===== Entries
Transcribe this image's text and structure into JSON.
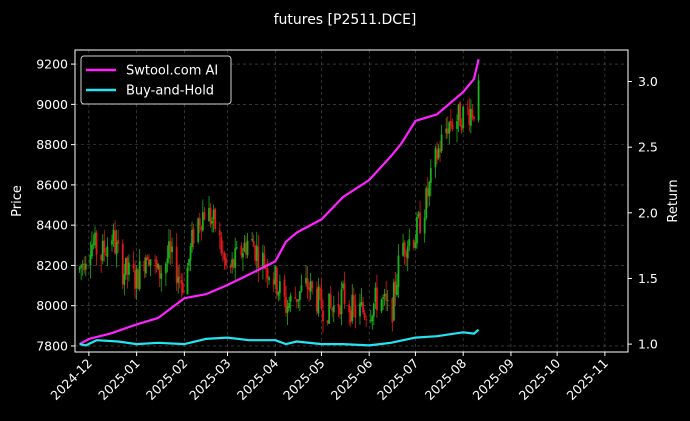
{
  "chart_data": {
    "type": "candlestick+line",
    "title": "futures [P2511.DCE]",
    "ylabel_left": "Price",
    "ylabel_right": "Return",
    "ylim_left": [
      7770,
      9270
    ],
    "ylim_right": [
      0.94,
      3.24
    ],
    "xlim": [
      "2024-11-22",
      "2025-11-16"
    ],
    "left_ticks": [
      7800,
      8000,
      8200,
      8400,
      8600,
      8800,
      9000,
      9200
    ],
    "right_ticks": [
      "1.0",
      "1.5",
      "2.0",
      "2.5",
      "3.0"
    ],
    "x_tick_dates": [
      "2024-12-01",
      "2025-01-01",
      "2025-02-01",
      "2025-03-01",
      "2025-04-01",
      "2025-05-01",
      "2025-06-01",
      "2025-07-01",
      "2025-08-01",
      "2025-09-01",
      "2025-10-01",
      "2025-11-01"
    ],
    "x_tick_labels": [
      "2024-12",
      "2025-01",
      "2025-02",
      "2025-03",
      "2025-04",
      "2025-05",
      "2025-06",
      "2025-07",
      "2025-08",
      "2025-09",
      "2025-10",
      "2025-11"
    ],
    "grid": true,
    "legend_position": "top-left",
    "colors": {
      "up": "#19b219",
      "down": "#e01a1a",
      "ai": "#ff22ff",
      "bh": "#22e4f2",
      "grid": "#555555"
    },
    "candle_start": "2024-11-25",
    "candle_end": "2025-08-11",
    "price_anchors": [
      [
        "2024-11-25",
        8180
      ],
      [
        "2024-12-02",
        8320
      ],
      [
        "2024-12-09",
        8250
      ],
      [
        "2024-12-16",
        8350
      ],
      [
        "2024-12-23",
        8180
      ],
      [
        "2025-01-01",
        8130
      ],
      [
        "2025-01-08",
        8280
      ],
      [
        "2025-01-15",
        8150
      ],
      [
        "2025-01-22",
        8250
      ],
      [
        "2025-02-01",
        8100
      ],
      [
        "2025-02-08",
        8400
      ],
      [
        "2025-02-15",
        8480
      ],
      [
        "2025-02-22",
        8380
      ],
      [
        "2025-03-01",
        8150
      ],
      [
        "2025-03-08",
        8250
      ],
      [
        "2025-03-15",
        8330
      ],
      [
        "2025-03-22",
        8250
      ],
      [
        "2025-04-01",
        8130
      ],
      [
        "2025-04-08",
        8000
      ],
      [
        "2025-04-15",
        8050
      ],
      [
        "2025-04-22",
        8100
      ],
      [
        "2025-05-01",
        8000
      ],
      [
        "2025-05-08",
        7980
      ],
      [
        "2025-05-15",
        8050
      ],
      [
        "2025-05-22",
        7970
      ],
      [
        "2025-06-01",
        7980
      ],
      [
        "2025-06-08",
        8050
      ],
      [
        "2025-06-15",
        7940
      ],
      [
        "2025-06-22",
        8300
      ],
      [
        "2025-07-01",
        8350
      ],
      [
        "2025-07-08",
        8520
      ],
      [
        "2025-07-15",
        8750
      ],
      [
        "2025-07-22",
        8900
      ],
      [
        "2025-08-01",
        8950
      ],
      [
        "2025-08-08",
        8980
      ],
      [
        "2025-08-11",
        9050
      ]
    ],
    "series": [
      {
        "name": "Swtool.com AI",
        "points": [
          [
            "2024-11-25",
            1.0
          ],
          [
            "2024-12-01",
            1.04
          ],
          [
            "2024-12-15",
            1.08
          ],
          [
            "2025-01-01",
            1.15
          ],
          [
            "2025-01-15",
            1.2
          ],
          [
            "2025-02-01",
            1.35
          ],
          [
            "2025-02-15",
            1.38
          ],
          [
            "2025-03-01",
            1.45
          ],
          [
            "2025-03-15",
            1.53
          ],
          [
            "2025-04-01",
            1.63
          ],
          [
            "2025-04-08",
            1.78
          ],
          [
            "2025-04-15",
            1.85
          ],
          [
            "2025-05-01",
            1.95
          ],
          [
            "2025-05-15",
            2.12
          ],
          [
            "2025-06-01",
            2.25
          ],
          [
            "2025-06-15",
            2.43
          ],
          [
            "2025-06-22",
            2.53
          ],
          [
            "2025-07-01",
            2.7
          ],
          [
            "2025-07-15",
            2.75
          ],
          [
            "2025-08-01",
            2.92
          ],
          [
            "2025-08-08",
            3.02
          ],
          [
            "2025-08-11",
            3.17
          ]
        ]
      },
      {
        "name": "Buy-and-Hold",
        "points": [
          [
            "2024-11-25",
            1.0
          ],
          [
            "2024-11-29",
            0.99
          ],
          [
            "2024-12-06",
            1.03
          ],
          [
            "2024-12-20",
            1.02
          ],
          [
            "2025-01-01",
            1.0
          ],
          [
            "2025-01-15",
            1.01
          ],
          [
            "2025-02-01",
            1.0
          ],
          [
            "2025-02-15",
            1.04
          ],
          [
            "2025-03-01",
            1.05
          ],
          [
            "2025-03-15",
            1.03
          ],
          [
            "2025-04-01",
            1.03
          ],
          [
            "2025-04-08",
            1.0
          ],
          [
            "2025-04-15",
            1.02
          ],
          [
            "2025-05-01",
            1.0
          ],
          [
            "2025-05-15",
            1.0
          ],
          [
            "2025-06-01",
            0.99
          ],
          [
            "2025-06-15",
            1.01
          ],
          [
            "2025-07-01",
            1.05
          ],
          [
            "2025-07-15",
            1.06
          ],
          [
            "2025-08-01",
            1.09
          ],
          [
            "2025-08-08",
            1.08
          ],
          [
            "2025-08-11",
            1.11
          ]
        ]
      }
    ]
  }
}
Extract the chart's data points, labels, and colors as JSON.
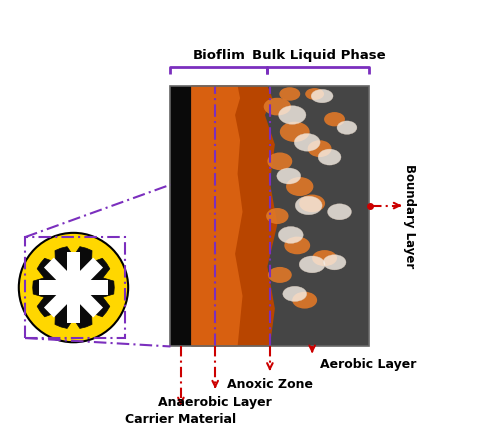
{
  "fig_width": 5.0,
  "fig_height": 4.29,
  "dpi": 100,
  "bg_color": "#ffffff",
  "label_biofilm": "Bioflim",
  "label_bulk": "Bulk Liquid Phase",
  "label_boundary": "Boundary Layer",
  "label_aerobic": "Aerobic Layer",
  "label_anoxic": "Anoxic Zone",
  "label_anaerobic": "Anaerobic Layer",
  "label_carrier": "Carrier Material",
  "purple": "#7B2FBE",
  "red_dash": "#CC0000",
  "yellow": "#FFD700",
  "black": "#000000"
}
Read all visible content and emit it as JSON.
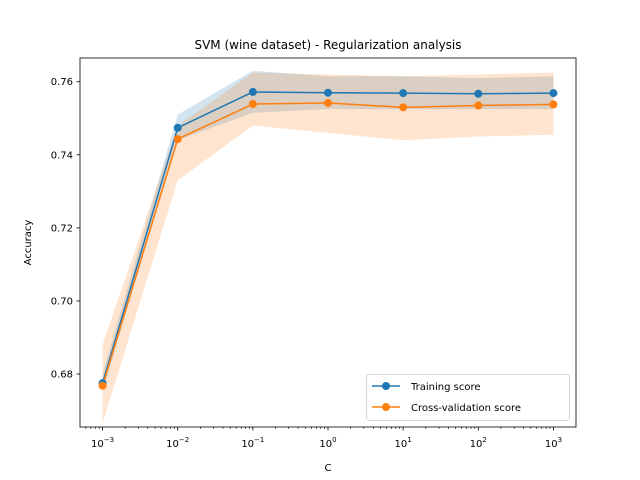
{
  "chart_data": {
    "type": "line",
    "title": "SVM (wine dataset) - Regularization analysis",
    "xlabel": "C",
    "ylabel": "Accuracy",
    "xscale": "log",
    "x": [
      0.001,
      0.01,
      0.1,
      1,
      10,
      100,
      1000
    ],
    "x_ticks": [
      0.001,
      0.01,
      0.1,
      1,
      10,
      100,
      1000
    ],
    "x_tick_base": "10",
    "x_tick_exponents": [
      "−3",
      "−2",
      "−1",
      "0",
      "1",
      "2",
      "3"
    ],
    "ylim": [
      0.6655,
      0.7665
    ],
    "y_ticks": [
      0.68,
      0.7,
      0.72,
      0.74,
      0.76
    ],
    "y_tick_labels": [
      "0.68",
      "0.70",
      "0.72",
      "0.74",
      "0.76"
    ],
    "grid": false,
    "legend_position": "lower-right",
    "series": [
      {
        "name": "Training score",
        "color": "#1f77b4",
        "values": [
          0.6775,
          0.7474,
          0.7572,
          0.757,
          0.7569,
          0.7567,
          0.7569
        ],
        "band_lower": [
          0.675,
          0.744,
          0.7515,
          0.7525,
          0.7525,
          0.7525,
          0.7525
        ],
        "band_upper": [
          0.68,
          0.751,
          0.763,
          0.7615,
          0.7615,
          0.761,
          0.7615
        ]
      },
      {
        "name": "Cross-validation score",
        "color": "#ff7f0e",
        "values": [
          0.6768,
          0.7443,
          0.7539,
          0.7542,
          0.753,
          0.7535,
          0.7538
        ],
        "band_lower": [
          0.6665,
          0.733,
          0.748,
          0.746,
          0.744,
          0.745,
          0.7455
        ],
        "band_upper": [
          0.688,
          0.748,
          0.7625,
          0.762,
          0.7615,
          0.762,
          0.7625
        ]
      }
    ]
  }
}
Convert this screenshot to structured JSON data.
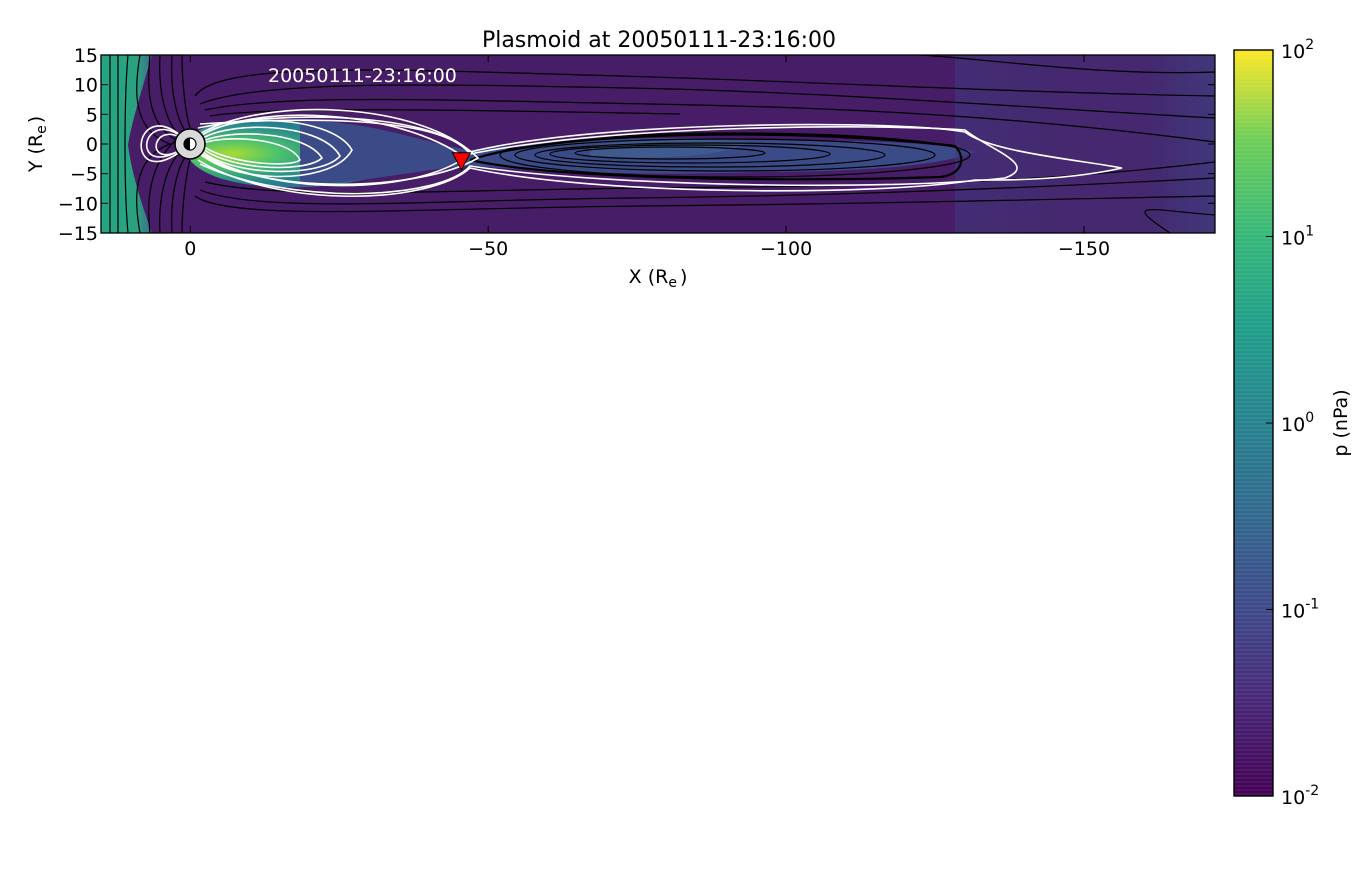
==========
* [What to produce]: From the entries above, return each line with the word "title" in it.

* [Written answer]:
    "title": "futures [P2511.DCE]",
    "title": "SVM (wine dataset) - Regularization analysis",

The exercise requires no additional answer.